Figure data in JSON
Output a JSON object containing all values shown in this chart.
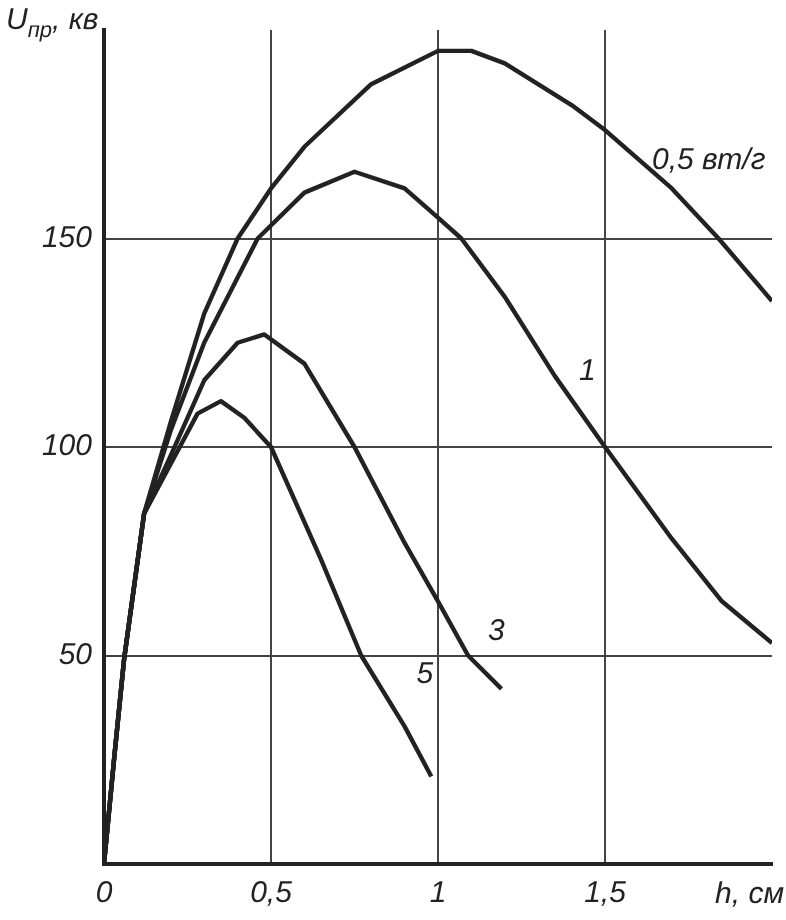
{
  "chart_data": {
    "type": "line",
    "xlabel": "h, см",
    "ylabel": "U$_{пр}$, кв",
    "xlim": [
      0,
      2
    ],
    "ylim": [
      0,
      200
    ],
    "xticks": [
      0,
      {
        "value": 0.5,
        "label": "0,5"
      },
      1,
      {
        "value": 1.5,
        "label": "1,5"
      }
    ],
    "yticks": [
      50,
      100,
      150
    ],
    "grid": true,
    "legend": false,
    "marker": "none",
    "line_style": "solid",
    "series": [
      {
        "name": "0,5 вт/г",
        "color": "#222222",
        "x": [
          0,
          0.03,
          0.06,
          0.12,
          0.2,
          0.3,
          0.4,
          0.5,
          0.6,
          0.8,
          1.0,
          1.1,
          1.2,
          1.4,
          1.5,
          1.7,
          1.84,
          2
        ],
        "values": [
          0,
          25,
          49,
          84,
          106,
          132,
          150,
          162,
          172,
          187,
          195,
          195,
          192,
          182,
          176,
          162,
          150,
          135
        ]
      },
      {
        "name": "1",
        "color": "#222222",
        "x": [
          0,
          0.03,
          0.06,
          0.12,
          0.2,
          0.3,
          0.46,
          0.6,
          0.75,
          0.9,
          1.0,
          1.07,
          1.2,
          1.35,
          1.5,
          1.7,
          1.85,
          2
        ],
        "values": [
          0,
          25,
          49,
          84,
          104,
          125,
          150,
          161,
          166,
          162,
          155,
          150,
          136,
          117,
          100,
          78,
          63,
          53
        ]
      },
      {
        "name": "3",
        "color": "#222222",
        "x": [
          0,
          0.03,
          0.06,
          0.12,
          0.2,
          0.3,
          0.4,
          0.48,
          0.6,
          0.75,
          0.9,
          1,
          1.09,
          1.19
        ],
        "values": [
          0,
          25,
          49,
          84,
          98,
          116,
          125,
          127,
          120,
          100,
          77,
          63,
          50,
          42
        ]
      },
      {
        "name": "5",
        "color": "#222222",
        "x": [
          0,
          0.03,
          0.06,
          0.12,
          0.2,
          0.28,
          0.35,
          0.42,
          0.5,
          0.65,
          0.77,
          0.9,
          0.98
        ],
        "values": [
          0,
          25,
          49,
          84,
          96,
          108,
          111,
          107,
          100,
          73,
          50,
          33,
          21
        ]
      }
    ]
  }
}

GIVEN INSTRUCTION - Extract the text of all the records above verbatim, excluding pictures.

RESPONSE -
Output a JSON object containing all values shown in this chart.
{
  "chart_data": {
    "type": "line",
    "xlabel": "h, см",
    "ylabel": "U$_{пр}$, кв",
    "xlim": [
      0,
      2
    ],
    "ylim": [
      0,
      200
    ],
    "xticks": [
      0,
      {
        "value": 0.5,
        "label": "0,5"
      },
      1,
      {
        "value": 1.5,
        "label": "1,5"
      }
    ],
    "yticks": [
      50,
      100,
      150
    ],
    "grid": true,
    "legend": false,
    "marker": "none",
    "line_style": "solid",
    "series": [
      {
        "name": "0,5 вт/г",
        "color": "#222222",
        "x": [
          0,
          0.03,
          0.06,
          0.12,
          0.2,
          0.3,
          0.4,
          0.5,
          0.6,
          0.8,
          1.0,
          1.1,
          1.2,
          1.4,
          1.5,
          1.7,
          1.84,
          2
        ],
        "values": [
          0,
          25,
          49,
          84,
          106,
          132,
          150,
          162,
          172,
          187,
          195,
          195,
          192,
          182,
          176,
          162,
          150,
          135
        ]
      },
      {
        "name": "1",
        "color": "#222222",
        "x": [
          0,
          0.03,
          0.06,
          0.12,
          0.2,
          0.3,
          0.46,
          0.6,
          0.75,
          0.9,
          1.0,
          1.07,
          1.2,
          1.35,
          1.5,
          1.7,
          1.85,
          2
        ],
        "values": [
          0,
          25,
          49,
          84,
          104,
          125,
          150,
          161,
          166,
          162,
          155,
          150,
          136,
          117,
          100,
          78,
          63,
          53
        ]
      },
      {
        "name": "3",
        "color": "#222222",
        "x": [
          0,
          0.03,
          0.06,
          0.12,
          0.2,
          0.3,
          0.4,
          0.48,
          0.6,
          0.75,
          0.9,
          1,
          1.09,
          1.19
        ],
        "values": [
          0,
          25,
          49,
          84,
          98,
          116,
          125,
          127,
          120,
          100,
          77,
          63,
          50,
          42
        ]
      },
      {
        "name": "5",
        "color": "#222222",
        "x": [
          0,
          0.03,
          0.06,
          0.12,
          0.2,
          0.28,
          0.35,
          0.42,
          0.5,
          0.65,
          0.77,
          0.9,
          0.98
        ],
        "values": [
          0,
          25,
          49,
          84,
          96,
          108,
          111,
          107,
          100,
          73,
          50,
          33,
          21
        ]
      }
    ]
  }
}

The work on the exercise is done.